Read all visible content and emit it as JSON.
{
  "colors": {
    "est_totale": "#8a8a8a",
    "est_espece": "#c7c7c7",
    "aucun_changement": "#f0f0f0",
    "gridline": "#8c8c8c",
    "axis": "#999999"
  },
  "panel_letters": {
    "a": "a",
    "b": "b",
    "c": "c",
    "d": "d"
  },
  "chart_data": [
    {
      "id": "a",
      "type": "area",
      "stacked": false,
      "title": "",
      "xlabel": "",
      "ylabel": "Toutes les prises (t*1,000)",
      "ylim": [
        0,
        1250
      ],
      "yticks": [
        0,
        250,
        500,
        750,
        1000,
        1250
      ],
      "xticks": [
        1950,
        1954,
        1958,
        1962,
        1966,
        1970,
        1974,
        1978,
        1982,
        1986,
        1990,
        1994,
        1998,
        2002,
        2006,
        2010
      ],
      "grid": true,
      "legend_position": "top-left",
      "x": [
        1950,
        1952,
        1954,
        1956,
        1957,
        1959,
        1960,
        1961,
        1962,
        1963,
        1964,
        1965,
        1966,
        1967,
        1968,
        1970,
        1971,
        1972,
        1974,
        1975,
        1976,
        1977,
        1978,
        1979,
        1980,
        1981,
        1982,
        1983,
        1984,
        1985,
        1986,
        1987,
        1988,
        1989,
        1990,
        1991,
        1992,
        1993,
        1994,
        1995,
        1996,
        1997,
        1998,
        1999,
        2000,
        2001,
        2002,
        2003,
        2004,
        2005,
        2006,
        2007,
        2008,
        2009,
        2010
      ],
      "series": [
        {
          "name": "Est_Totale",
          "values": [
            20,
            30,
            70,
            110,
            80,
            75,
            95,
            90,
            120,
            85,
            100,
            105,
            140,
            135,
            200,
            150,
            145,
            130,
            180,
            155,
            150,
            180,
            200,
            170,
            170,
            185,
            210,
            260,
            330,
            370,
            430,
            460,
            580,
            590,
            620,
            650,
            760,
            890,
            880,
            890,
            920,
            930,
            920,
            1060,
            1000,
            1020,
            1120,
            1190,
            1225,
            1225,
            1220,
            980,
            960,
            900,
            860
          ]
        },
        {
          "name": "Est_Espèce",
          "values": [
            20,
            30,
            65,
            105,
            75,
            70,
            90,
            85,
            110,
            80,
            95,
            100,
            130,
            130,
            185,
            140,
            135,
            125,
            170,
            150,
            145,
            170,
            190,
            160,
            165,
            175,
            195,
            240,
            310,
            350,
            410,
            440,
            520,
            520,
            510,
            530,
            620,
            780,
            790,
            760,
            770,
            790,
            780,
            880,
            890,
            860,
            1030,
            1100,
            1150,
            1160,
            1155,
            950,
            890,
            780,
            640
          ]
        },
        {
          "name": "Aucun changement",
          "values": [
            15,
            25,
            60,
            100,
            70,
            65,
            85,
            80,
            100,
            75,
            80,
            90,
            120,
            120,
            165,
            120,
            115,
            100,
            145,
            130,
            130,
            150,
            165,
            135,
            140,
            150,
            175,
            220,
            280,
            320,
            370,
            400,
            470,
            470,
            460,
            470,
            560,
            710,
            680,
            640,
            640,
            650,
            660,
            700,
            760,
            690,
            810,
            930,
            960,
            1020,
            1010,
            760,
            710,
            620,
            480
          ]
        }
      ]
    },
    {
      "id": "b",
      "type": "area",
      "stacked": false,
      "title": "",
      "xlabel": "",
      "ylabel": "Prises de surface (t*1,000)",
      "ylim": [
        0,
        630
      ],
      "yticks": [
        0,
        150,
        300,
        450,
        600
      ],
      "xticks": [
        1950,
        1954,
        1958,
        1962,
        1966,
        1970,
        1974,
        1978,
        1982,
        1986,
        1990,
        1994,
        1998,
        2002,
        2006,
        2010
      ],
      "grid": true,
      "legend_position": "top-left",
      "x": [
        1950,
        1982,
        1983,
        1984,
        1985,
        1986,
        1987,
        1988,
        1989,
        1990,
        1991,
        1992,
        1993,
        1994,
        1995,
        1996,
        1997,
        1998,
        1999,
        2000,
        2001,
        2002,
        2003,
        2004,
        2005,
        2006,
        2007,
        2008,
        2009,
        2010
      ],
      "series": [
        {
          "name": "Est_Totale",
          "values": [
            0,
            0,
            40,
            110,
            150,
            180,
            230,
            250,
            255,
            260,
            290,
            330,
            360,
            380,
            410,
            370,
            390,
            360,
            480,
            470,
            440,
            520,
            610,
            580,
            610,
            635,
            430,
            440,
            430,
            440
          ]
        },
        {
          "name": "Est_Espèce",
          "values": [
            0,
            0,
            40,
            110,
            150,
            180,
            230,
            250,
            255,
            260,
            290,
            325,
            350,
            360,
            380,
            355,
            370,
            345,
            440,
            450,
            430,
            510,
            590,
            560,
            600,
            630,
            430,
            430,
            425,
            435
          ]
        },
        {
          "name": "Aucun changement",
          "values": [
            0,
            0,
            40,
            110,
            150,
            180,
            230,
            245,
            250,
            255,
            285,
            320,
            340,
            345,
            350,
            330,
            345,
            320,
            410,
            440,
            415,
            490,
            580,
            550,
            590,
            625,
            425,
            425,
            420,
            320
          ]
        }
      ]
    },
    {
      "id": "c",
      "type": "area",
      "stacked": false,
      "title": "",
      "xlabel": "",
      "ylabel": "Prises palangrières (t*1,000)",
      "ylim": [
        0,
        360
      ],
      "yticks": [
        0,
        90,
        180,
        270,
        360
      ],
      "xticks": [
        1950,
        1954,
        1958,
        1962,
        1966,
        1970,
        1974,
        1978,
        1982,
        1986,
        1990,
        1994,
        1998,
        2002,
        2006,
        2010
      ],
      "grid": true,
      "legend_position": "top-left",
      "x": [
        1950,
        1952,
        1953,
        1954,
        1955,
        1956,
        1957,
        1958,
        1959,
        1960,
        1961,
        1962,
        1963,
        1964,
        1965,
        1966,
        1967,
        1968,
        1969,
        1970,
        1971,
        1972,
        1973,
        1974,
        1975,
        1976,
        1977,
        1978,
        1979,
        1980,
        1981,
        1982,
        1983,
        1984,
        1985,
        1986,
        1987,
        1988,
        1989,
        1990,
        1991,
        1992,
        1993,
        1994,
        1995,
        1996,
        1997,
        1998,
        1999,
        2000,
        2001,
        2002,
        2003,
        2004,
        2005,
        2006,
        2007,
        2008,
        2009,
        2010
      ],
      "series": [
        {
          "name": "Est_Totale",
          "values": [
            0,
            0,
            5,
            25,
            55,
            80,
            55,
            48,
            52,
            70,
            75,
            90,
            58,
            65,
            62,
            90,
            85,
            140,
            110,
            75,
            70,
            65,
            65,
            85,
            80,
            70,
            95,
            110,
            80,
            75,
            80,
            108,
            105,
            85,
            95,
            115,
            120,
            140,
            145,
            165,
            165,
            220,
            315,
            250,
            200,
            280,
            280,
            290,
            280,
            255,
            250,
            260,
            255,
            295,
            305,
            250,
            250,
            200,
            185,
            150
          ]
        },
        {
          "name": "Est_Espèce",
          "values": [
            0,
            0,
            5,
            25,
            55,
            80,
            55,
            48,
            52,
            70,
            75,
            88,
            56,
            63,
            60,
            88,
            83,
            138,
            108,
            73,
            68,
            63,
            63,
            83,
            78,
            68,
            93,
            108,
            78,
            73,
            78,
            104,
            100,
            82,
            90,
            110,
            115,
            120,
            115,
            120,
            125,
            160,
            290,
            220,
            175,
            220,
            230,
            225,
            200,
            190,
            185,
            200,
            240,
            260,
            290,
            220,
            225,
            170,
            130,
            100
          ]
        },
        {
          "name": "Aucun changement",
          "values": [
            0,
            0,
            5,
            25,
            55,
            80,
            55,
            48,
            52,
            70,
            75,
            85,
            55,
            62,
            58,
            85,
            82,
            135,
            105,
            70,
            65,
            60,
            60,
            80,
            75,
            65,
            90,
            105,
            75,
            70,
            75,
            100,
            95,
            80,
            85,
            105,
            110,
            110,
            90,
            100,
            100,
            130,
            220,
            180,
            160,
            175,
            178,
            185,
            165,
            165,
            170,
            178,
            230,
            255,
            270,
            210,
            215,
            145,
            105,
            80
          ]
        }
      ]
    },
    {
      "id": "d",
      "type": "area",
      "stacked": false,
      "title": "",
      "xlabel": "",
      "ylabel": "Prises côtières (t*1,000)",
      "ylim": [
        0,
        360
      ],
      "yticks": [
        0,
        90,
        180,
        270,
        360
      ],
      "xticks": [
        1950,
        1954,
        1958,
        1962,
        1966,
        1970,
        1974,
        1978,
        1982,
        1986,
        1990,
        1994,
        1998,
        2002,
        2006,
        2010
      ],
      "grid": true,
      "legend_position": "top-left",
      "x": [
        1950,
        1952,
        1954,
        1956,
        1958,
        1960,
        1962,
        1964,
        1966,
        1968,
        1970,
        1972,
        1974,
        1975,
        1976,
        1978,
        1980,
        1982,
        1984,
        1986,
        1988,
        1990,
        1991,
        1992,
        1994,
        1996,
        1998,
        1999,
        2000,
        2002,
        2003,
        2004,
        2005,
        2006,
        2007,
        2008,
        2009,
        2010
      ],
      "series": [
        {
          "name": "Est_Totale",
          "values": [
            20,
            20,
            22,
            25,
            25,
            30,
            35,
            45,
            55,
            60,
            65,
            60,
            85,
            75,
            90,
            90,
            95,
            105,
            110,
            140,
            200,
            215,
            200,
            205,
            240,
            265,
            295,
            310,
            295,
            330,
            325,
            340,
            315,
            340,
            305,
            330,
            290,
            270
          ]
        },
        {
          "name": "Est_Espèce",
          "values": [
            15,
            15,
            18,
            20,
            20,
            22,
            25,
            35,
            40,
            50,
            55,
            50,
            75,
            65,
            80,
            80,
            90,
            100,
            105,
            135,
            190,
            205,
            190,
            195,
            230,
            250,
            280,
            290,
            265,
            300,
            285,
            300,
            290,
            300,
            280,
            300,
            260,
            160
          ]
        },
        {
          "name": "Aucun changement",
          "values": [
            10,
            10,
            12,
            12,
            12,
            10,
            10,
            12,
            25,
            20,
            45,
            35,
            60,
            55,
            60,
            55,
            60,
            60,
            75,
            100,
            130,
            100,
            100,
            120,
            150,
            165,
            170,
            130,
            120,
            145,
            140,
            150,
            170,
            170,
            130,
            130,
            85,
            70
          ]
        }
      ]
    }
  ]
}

### TASK INSTRUCTIONS
State how many lines of the listing hold the string "ylabel"; reply with the number and nothing else.

### CORRECT RESPONSE
4